# Aim
Extract all lines from the data beneath that include the word "Uchanganuzi".

# Record excerpts

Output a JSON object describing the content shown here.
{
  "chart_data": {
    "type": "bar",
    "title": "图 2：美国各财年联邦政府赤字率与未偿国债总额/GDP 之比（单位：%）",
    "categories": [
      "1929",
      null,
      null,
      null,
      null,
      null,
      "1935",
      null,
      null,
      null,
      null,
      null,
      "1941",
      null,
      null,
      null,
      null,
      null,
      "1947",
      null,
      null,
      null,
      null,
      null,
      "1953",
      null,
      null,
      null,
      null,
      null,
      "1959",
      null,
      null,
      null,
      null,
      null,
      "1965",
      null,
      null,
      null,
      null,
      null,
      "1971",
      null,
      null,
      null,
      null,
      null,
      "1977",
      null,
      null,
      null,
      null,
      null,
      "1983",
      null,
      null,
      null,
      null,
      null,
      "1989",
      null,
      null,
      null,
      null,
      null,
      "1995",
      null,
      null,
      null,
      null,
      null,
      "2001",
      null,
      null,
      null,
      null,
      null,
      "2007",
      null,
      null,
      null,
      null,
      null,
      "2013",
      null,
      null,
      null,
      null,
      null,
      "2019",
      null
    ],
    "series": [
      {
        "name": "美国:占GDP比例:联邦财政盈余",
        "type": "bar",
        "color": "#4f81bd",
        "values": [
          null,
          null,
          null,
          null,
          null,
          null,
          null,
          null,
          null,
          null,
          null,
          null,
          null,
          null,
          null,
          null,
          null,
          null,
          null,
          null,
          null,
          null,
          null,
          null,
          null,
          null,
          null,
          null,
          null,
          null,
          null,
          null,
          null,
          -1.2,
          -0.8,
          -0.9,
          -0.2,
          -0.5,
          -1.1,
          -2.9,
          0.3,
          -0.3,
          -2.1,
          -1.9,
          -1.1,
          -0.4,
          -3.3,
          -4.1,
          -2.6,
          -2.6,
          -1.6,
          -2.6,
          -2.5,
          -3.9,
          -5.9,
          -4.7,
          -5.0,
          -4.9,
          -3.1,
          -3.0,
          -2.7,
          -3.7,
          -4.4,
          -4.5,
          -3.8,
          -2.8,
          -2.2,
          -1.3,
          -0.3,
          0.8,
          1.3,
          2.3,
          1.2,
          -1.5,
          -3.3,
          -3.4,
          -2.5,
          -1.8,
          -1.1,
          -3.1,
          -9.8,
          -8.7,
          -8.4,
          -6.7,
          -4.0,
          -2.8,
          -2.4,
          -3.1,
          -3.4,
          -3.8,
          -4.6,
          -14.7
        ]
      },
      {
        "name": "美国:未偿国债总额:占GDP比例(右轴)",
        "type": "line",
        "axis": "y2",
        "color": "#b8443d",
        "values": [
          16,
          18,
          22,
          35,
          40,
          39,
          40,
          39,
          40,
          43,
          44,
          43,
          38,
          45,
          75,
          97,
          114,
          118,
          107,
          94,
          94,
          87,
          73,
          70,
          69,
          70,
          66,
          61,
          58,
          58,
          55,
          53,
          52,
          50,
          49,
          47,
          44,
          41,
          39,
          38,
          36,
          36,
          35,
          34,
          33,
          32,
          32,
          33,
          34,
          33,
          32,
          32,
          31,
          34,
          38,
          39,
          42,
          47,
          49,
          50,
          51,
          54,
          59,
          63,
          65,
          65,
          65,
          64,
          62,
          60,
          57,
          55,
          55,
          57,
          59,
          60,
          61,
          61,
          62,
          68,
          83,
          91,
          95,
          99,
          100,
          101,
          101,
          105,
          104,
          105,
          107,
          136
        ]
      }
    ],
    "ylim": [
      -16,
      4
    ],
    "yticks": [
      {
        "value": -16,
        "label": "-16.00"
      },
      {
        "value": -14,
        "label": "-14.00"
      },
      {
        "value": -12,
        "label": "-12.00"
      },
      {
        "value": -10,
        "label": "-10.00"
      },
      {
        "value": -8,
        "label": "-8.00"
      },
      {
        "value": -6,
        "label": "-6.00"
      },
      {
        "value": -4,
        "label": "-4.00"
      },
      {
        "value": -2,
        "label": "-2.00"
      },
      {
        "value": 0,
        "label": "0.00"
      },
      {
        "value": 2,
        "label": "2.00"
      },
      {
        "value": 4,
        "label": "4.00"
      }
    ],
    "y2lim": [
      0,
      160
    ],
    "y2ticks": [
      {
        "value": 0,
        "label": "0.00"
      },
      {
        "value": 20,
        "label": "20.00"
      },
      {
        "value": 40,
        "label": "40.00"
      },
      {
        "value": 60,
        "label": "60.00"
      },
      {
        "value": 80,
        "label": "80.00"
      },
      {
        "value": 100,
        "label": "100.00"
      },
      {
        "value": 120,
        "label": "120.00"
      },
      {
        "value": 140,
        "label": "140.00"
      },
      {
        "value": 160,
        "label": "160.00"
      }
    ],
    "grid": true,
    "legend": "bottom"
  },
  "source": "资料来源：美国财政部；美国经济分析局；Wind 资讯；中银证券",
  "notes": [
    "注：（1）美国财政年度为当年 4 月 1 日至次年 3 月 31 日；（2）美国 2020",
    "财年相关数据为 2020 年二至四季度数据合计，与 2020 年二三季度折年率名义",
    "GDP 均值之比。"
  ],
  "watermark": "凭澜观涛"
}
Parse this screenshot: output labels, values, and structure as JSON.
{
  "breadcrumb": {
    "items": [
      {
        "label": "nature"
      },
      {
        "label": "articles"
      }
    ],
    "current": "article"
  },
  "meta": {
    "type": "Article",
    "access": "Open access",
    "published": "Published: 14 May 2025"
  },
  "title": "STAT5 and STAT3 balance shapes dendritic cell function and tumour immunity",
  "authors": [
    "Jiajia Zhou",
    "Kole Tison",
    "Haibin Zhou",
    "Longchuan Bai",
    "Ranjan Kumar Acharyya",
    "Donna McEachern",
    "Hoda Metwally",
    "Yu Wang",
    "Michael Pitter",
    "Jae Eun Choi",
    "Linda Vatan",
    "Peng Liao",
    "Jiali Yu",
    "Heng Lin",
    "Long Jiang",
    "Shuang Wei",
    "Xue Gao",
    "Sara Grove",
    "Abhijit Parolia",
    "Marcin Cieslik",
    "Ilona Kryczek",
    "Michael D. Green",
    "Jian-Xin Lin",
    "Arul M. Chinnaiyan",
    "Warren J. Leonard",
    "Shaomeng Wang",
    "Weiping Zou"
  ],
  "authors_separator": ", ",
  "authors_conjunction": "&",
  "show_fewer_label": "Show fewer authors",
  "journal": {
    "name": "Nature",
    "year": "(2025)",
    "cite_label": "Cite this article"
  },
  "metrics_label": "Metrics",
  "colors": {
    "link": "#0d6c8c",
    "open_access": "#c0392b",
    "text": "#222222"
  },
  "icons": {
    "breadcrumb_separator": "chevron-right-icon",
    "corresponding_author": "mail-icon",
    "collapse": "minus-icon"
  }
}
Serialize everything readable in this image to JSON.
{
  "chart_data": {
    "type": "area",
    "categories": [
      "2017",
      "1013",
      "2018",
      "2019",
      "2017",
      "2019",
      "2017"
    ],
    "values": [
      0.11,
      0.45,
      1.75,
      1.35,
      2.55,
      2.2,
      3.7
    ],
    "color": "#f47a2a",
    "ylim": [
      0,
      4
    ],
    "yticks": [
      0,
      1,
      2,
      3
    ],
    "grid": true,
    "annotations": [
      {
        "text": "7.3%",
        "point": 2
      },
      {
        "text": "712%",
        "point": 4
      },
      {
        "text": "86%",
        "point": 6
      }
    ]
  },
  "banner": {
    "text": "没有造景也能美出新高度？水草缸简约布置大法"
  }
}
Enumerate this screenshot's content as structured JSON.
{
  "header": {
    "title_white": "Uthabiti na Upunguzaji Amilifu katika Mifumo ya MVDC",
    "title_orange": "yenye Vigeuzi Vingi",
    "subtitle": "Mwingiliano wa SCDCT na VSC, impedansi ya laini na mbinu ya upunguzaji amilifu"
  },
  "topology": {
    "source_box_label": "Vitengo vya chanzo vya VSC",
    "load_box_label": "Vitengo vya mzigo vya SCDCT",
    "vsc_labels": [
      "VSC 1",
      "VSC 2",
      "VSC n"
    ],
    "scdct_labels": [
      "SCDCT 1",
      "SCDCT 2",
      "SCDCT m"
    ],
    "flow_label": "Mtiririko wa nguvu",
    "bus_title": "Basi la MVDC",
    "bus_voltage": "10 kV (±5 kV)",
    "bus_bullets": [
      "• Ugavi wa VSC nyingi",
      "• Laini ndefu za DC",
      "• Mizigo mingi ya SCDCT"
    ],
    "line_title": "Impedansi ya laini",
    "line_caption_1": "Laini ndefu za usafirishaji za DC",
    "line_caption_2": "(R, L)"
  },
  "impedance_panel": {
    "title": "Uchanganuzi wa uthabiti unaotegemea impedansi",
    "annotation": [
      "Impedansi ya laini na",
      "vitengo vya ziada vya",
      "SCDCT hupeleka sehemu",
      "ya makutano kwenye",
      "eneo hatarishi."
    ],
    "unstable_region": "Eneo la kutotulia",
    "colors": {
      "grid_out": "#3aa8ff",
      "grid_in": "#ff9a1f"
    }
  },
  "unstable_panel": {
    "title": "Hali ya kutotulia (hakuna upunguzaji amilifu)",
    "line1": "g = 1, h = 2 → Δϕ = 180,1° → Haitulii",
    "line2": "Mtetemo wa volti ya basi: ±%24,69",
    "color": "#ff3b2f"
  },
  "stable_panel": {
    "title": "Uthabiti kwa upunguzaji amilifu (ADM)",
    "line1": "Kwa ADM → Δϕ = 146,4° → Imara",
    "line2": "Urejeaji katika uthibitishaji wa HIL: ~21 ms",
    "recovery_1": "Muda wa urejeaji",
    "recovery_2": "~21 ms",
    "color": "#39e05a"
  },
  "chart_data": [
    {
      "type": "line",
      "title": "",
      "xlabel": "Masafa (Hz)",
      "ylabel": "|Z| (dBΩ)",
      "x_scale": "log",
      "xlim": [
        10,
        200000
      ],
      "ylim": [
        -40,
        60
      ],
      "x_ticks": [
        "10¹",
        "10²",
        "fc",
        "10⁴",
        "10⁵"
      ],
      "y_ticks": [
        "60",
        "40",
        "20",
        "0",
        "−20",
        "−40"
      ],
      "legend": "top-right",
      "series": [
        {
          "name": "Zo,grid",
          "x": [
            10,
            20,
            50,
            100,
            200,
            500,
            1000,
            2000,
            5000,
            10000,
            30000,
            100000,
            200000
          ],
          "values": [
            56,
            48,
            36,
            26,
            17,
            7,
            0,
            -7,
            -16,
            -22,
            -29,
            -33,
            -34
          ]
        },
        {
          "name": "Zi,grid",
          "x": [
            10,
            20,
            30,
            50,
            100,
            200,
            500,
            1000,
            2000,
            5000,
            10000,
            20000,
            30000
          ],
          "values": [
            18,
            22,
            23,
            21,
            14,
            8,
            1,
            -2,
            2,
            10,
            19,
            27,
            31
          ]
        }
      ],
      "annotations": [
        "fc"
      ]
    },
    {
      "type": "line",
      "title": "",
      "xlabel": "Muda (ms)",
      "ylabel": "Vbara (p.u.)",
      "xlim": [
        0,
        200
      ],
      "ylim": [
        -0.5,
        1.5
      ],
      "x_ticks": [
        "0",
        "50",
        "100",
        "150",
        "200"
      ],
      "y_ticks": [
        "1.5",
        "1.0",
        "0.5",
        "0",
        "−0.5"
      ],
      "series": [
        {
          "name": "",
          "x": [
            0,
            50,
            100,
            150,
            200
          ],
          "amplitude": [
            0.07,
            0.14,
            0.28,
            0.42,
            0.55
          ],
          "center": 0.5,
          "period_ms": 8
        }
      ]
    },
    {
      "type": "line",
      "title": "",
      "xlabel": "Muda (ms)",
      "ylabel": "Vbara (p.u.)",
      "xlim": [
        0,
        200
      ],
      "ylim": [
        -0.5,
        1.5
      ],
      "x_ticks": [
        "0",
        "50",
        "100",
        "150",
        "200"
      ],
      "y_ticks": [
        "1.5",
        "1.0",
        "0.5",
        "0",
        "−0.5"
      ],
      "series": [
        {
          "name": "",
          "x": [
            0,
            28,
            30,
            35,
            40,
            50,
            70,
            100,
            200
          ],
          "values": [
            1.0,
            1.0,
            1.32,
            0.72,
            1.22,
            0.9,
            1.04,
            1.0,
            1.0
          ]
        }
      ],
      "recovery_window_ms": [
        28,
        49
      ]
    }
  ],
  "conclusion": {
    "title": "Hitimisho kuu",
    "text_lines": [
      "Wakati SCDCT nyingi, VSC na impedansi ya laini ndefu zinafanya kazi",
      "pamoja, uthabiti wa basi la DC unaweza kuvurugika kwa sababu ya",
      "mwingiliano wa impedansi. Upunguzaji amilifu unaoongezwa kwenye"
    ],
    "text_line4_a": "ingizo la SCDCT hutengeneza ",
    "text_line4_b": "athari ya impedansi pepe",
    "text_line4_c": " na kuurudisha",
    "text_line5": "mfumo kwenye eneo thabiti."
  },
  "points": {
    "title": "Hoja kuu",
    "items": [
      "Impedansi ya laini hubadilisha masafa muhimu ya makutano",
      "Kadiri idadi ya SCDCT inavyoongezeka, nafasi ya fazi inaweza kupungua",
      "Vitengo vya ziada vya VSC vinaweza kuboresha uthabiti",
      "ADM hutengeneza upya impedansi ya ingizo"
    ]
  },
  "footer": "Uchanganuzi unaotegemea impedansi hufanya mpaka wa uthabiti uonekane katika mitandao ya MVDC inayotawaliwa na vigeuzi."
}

# Solution
    "title": "Uchanganuzi wa uthabiti unaotegemea impedansi",
  "footer": "Uchanganuzi unaotegemea impedansi hufanya mpaka wa uthabiti uonekane katika mitandao ya MVDC inayotawaliwa na vigeuzi."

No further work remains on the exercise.